— YOUR TASK —
Report back each line of the records that contains the string "Paciente".

═════ DATASET RECORDS ═════

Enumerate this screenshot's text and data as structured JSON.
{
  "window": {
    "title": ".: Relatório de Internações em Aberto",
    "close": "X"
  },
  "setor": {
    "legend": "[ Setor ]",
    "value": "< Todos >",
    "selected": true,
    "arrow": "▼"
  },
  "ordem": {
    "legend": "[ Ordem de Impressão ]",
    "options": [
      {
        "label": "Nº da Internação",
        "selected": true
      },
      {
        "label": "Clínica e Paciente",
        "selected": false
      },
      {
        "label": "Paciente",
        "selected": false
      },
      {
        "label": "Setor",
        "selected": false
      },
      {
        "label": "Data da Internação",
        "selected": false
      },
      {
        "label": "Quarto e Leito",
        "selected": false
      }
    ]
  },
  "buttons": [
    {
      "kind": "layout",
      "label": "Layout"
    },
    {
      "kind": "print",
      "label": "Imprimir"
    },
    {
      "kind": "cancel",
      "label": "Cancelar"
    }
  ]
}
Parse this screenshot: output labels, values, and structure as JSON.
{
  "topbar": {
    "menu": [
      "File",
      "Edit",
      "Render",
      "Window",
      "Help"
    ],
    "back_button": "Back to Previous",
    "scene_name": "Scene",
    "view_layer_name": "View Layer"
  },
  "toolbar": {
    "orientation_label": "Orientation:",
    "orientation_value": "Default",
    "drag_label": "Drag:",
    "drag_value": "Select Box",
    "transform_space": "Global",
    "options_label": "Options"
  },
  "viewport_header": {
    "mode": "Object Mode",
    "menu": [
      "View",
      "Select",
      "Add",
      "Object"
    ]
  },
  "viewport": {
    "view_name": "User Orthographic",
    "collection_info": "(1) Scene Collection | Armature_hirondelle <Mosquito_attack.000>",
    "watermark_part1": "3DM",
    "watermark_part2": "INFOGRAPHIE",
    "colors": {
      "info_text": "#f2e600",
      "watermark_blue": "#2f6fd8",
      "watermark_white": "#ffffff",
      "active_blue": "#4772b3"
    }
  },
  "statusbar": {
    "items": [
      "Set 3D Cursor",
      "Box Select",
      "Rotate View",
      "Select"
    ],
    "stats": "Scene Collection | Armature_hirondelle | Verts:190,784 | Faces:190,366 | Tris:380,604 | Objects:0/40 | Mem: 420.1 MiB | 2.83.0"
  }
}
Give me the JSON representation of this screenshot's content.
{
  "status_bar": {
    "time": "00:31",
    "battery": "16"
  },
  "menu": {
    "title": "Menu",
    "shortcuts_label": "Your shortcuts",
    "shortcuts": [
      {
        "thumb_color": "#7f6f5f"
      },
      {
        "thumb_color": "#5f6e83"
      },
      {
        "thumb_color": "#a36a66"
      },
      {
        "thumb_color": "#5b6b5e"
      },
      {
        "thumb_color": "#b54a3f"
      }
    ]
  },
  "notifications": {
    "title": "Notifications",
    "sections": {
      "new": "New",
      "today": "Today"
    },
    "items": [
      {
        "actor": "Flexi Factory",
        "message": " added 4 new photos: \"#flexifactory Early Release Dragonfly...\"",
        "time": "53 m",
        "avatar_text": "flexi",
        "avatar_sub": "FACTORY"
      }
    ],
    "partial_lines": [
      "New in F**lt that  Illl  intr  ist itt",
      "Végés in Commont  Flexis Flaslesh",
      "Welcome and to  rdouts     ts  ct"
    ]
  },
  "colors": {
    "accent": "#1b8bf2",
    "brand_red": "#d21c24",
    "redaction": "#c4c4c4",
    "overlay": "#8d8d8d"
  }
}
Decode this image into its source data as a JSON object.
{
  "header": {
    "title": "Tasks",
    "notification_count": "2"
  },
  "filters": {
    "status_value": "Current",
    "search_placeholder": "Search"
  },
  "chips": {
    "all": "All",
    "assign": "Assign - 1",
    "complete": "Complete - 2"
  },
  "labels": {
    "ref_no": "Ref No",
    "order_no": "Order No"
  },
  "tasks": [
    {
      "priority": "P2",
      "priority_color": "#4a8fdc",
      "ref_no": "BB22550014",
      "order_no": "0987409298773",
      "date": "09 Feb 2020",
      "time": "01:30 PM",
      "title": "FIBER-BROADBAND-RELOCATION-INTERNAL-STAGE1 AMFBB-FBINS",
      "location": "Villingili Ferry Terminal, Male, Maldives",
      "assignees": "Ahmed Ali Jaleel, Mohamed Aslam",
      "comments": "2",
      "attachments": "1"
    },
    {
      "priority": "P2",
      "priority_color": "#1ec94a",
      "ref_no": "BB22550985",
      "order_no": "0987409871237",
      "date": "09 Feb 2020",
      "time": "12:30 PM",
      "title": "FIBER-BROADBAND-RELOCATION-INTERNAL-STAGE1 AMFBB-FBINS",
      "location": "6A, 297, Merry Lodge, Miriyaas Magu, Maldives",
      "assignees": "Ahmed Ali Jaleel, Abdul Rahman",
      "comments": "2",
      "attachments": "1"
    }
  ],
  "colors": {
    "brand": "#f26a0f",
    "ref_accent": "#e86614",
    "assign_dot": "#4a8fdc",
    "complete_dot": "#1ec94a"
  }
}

═════

— OUTPUT FOR THIS EXERCISE —
        "label": "Clínica e Paciente",
        "label": "Paciente",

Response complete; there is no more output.